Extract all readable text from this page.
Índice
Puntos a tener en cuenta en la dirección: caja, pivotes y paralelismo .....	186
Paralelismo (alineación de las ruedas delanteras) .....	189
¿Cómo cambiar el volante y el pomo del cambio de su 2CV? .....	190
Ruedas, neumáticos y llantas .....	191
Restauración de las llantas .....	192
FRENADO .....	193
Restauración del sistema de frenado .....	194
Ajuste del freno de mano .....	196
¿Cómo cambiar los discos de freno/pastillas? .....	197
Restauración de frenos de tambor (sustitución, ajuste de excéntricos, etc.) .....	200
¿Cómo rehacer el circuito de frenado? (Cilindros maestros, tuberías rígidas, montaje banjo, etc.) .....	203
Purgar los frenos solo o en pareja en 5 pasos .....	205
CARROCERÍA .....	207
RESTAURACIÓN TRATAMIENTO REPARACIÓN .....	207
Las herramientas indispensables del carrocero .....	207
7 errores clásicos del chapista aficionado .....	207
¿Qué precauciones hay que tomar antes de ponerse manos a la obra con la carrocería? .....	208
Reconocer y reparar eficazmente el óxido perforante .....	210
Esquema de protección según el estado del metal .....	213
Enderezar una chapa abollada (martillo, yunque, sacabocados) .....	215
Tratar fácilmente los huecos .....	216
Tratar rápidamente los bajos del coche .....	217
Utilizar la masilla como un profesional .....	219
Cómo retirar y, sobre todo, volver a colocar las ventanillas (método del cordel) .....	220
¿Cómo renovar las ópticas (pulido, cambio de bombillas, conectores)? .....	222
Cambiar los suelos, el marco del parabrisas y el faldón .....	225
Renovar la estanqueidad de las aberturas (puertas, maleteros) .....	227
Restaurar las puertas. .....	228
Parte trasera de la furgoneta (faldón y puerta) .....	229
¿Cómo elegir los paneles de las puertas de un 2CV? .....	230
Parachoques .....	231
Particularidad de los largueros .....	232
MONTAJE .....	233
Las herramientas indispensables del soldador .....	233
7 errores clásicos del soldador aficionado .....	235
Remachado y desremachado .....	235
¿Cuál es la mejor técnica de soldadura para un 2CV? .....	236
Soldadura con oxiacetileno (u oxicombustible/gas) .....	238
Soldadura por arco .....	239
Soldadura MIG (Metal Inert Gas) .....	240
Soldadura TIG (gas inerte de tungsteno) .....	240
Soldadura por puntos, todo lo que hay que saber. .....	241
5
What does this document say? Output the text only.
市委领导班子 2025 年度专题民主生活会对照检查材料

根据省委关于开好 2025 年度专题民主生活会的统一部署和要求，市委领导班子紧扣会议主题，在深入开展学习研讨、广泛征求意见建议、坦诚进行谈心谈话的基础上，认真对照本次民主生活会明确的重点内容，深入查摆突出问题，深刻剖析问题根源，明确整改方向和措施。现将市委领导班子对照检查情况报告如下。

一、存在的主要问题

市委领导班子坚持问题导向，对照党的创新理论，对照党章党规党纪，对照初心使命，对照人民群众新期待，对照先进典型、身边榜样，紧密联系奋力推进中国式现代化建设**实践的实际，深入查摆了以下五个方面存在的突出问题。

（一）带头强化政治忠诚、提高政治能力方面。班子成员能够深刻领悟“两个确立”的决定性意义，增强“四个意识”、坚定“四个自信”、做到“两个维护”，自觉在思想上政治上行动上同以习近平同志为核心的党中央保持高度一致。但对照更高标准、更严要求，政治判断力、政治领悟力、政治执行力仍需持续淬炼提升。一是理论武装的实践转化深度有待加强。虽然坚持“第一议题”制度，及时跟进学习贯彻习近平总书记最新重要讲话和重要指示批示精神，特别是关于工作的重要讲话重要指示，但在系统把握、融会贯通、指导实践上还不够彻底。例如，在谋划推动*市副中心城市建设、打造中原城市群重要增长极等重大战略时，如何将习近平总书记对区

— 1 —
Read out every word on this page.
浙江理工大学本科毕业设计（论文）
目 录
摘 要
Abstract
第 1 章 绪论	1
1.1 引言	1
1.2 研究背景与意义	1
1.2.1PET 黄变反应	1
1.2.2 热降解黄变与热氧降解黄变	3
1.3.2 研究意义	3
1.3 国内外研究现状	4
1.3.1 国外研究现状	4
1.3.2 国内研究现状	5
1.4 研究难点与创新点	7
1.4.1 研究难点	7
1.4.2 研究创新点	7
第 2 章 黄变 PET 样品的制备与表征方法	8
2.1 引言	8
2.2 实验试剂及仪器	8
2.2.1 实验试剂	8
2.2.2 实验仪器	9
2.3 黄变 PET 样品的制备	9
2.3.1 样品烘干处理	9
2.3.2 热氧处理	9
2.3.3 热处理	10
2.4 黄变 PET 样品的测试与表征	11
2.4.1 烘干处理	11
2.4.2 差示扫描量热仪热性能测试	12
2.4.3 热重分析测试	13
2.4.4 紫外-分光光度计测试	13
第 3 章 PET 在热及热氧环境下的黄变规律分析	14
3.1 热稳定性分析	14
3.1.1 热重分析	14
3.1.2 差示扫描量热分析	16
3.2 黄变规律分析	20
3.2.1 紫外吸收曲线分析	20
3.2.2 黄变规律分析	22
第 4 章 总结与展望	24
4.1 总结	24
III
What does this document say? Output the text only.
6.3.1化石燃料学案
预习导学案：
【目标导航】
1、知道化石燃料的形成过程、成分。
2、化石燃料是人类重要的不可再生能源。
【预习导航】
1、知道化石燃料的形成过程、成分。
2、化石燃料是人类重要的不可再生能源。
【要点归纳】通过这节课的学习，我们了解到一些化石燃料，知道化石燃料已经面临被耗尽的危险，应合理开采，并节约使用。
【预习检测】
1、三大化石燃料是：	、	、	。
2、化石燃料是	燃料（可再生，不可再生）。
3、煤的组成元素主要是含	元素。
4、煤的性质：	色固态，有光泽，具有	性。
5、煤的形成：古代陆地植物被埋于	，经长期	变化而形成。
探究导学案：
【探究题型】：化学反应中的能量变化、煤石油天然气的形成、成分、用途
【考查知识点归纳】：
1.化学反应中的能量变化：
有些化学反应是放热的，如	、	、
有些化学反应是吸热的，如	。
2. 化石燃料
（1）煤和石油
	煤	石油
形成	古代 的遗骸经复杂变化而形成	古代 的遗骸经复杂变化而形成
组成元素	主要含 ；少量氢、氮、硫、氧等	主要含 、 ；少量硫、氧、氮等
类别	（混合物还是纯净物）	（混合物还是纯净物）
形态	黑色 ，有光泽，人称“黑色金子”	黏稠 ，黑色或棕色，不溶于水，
—————
Short task:
Reproduce the full listing above, character for character.

Response below:
Extract all readable text from this page.
Índice
Puntos a tener en cuenta en la dirección: caja, pivotes y paralelismo .....	186
Paralelismo (alineación de las ruedas delanteras) .....	189
¿Cómo cambiar el volante y el pomo del cambio de su 2CV? .....	190
Ruedas, neumáticos y llantas .....	191
Restauración de las llantas .....	192
FRENADO .....	193
Restauración del sistema de frenado .....	194
Ajuste del freno de mano .....	196
¿Cómo cambiar los discos de freno/pastillas? .....	197
Restauración de frenos de tambor (sustitución, ajuste de excéntricos, etc.) .....	200
¿Cómo rehacer el circuito de frenado? (Cilindros maestros, tuberías rígidas, montaje banjo, etc.) .....	203
Purgar los frenos solo o en pareja en 5 pasos .....	205
CARROCERÍA .....	207
RESTAURACIÓN TRATAMIENTO REPARACIÓN .....	207
Las herramientas indispensables del carrocero .....	207
7 errores clásicos del chapista aficionado .....	207
¿Qué precauciones hay que tomar antes de ponerse manos a la obra con la carrocería? .....	208
Reconocer y reparar eficazmente el óxido perforante .....	210
Esquema de protección según el estado del metal .....	213
Enderezar una chapa abollada (martillo, yunque, sacabocados) .....	215
Tratar fácilmente los huecos .....	216
Tratar rápidamente los bajos del coche .....	217
Utilizar la masilla como un profesional .....	219
Cómo retirar y, sobre todo, volver a colocar las ventanillas (método del cordel) .....	220
¿Cómo renovar las ópticas (pulido, cambio de bombillas, conectores)? .....	222
Cambiar los suelos, el marco del parabrisas y el faldón .....	225
Renovar la estanqueidad de las aberturas (puertas, maleteros) .....	227
Restaurar las puertas. .....	228
Parte trasera de la furgoneta (faldón y puerta) .....	229
¿Cómo elegir los paneles de las puertas de un 2CV? .....	230
Parachoques .....	231
Particularidad de los largueros .....	232
MONTAJE .....	233
Las herramientas indispensables del soldador .....	233
7 errores clásicos del soldador aficionado .....	235
Remachado y desremachado .....	235
¿Cuál es la mejor técnica de soldadura para un 2CV? .....	236
Soldadura con oxiacetileno (u oxicombustible/gas) .....	238
Soldadura por arco .....	239
Soldadura MIG (Metal Inert Gas) .....	240
Soldadura TIG (gas inerte de tungsteno) .....	240
Soldadura por puntos, todo lo que hay que saber. .....	241
5
What does this document say? Output the text only.
市委领导班子 2025 年度专题民主生活会对照检查材料

根据省委关于开好 2025 年度专题民主生活会的统一部署和要求，市委领导班子紧扣会议主题，在深入开展学习研讨、广泛征求意见建议、坦诚进行谈心谈话的基础上，认真对照本次民主生活会明确的重点内容，深入查摆突出问题，深刻剖析问题根源，明确整改方向和措施。现将市委领导班子对照检查情况报告如下。

一、存在的主要问题

市委领导班子坚持问题导向，对照党的创新理论，对照党章党规党纪，对照初心使命，对照人民群众新期待，对照先进典型、身边榜样，紧密联系奋力推进中国式现代化建设**实践的实际，深入查摆了以下五个方面存在的突出问题。

（一）带头强化政治忠诚、提高政治能力方面。班子成员能够深刻领悟“两个确立”的决定性意义，增强“四个意识”、坚定“四个自信”、做到“两个维护”，自觉在思想上政治上行动上同以习近平同志为核心的党中央保持高度一致。但对照更高标准、更严要求，政治判断力、政治领悟力、政治执行力仍需持续淬炼提升。一是理论武装的实践转化深度有待加强。虽然坚持“第一议题”制度，及时跟进学习贯彻习近平总书记最新重要讲话和重要指示批示精神，特别是关于工作的重要讲话重要指示，但在系统把握、融会贯通、指导实践上还不够彻底。例如，在谋划推动*市副中心城市建设、打造中原城市群重要增长极等重大战略时，如何将习近平总书记对区

— 1 —
Read out every word on this page.
浙江理工大学本科毕业设计（论文）
目 录
摘 要
Abstract
第 1 章 绪论	1
1.1 引言	1
1.2 研究背景与意义	1
1.2.1PET 黄变反应	1
1.2.2 热降解黄变与热氧降解黄变	3
1.3.2 研究意义	3
1.3 国内外研究现状	4
1.3.1 国外研究现状	4
1.3.2 国内研究现状	5
1.4 研究难点与创新点	7
1.4.1 研究难点	7
1.4.2 研究创新点	7
第 2 章 黄变 PET 样品的制备与表征方法	8
2.1 引言	8
2.2 实验试剂及仪器	8
2.2.1 实验试剂	8
2.2.2 实验仪器	9
2.3 黄变 PET 样品的制备	9
2.3.1 样品烘干处理	9
2.3.2 热氧处理	9
2.3.3 热处理	10
2.4 黄变 PET 样品的测试与表征	11
2.4.1 烘干处理	11
2.4.2 差示扫描量热仪热性能测试	12
2.4.3 热重分析测试	13
2.4.4 紫外-分光光度计测试	13
第 3 章 PET 在热及热氧环境下的黄变规律分析	14
3.1 热稳定性分析	14
3.1.1 热重分析	14
3.1.2 差示扫描量热分析	16
3.2 黄变规律分析	20
3.2.1 紫外吸收曲线分析	20
3.2.2 黄变规律分析	22
第 4 章 总结与展望	24
4.1 总结	24
III
What does this document say? Output the text only.
6.3.1化石燃料学案
预习导学案：
【目标导航】
1、知道化石燃料的形成过程、成分。
2、化石燃料是人类重要的不可再生能源。
【预习导航】
1、知道化石燃料的形成过程、成分。
2、化石燃料是人类重要的不可再生能源。
【要点归纳】通过这节课的学习，我们了解到一些化石燃料，知道化石燃料已经面临被耗尽的危险，应合理开采，并节约使用。
【预习检测】
1、三大化石燃料是：	、	、	。
2、化石燃料是	燃料（可再生，不可再生）。
3、煤的组成元素主要是含	元素。
4、煤的性质：	色固态，有光泽，具有	性。
5、煤的形成：古代陆地植物被埋于	，经长期	变化而形成。
探究导学案：
【探究题型】：化学反应中的能量变化、煤石油天然气的形成、成分、用途
【考查知识点归纳】：
1.化学反应中的能量变化：
有些化学反应是放热的，如	、	、
有些化学反应是吸热的，如	。
2. 化石燃料
（1）煤和石油
	煤	石油
形成	古代 的遗骸经复杂变化而形成	古代 的遗骸经复杂变化而形成
组成元素	主要含 ；少量氢、氮、硫、氧等	主要含 、 ；少量硫、氧、氮等
类别	（混合物还是纯净物）	（混合物还是纯净物）
形态	黑色 ，有光泽，人称“黑色金子”	黏稠 ，黑色或棕色，不溶于水，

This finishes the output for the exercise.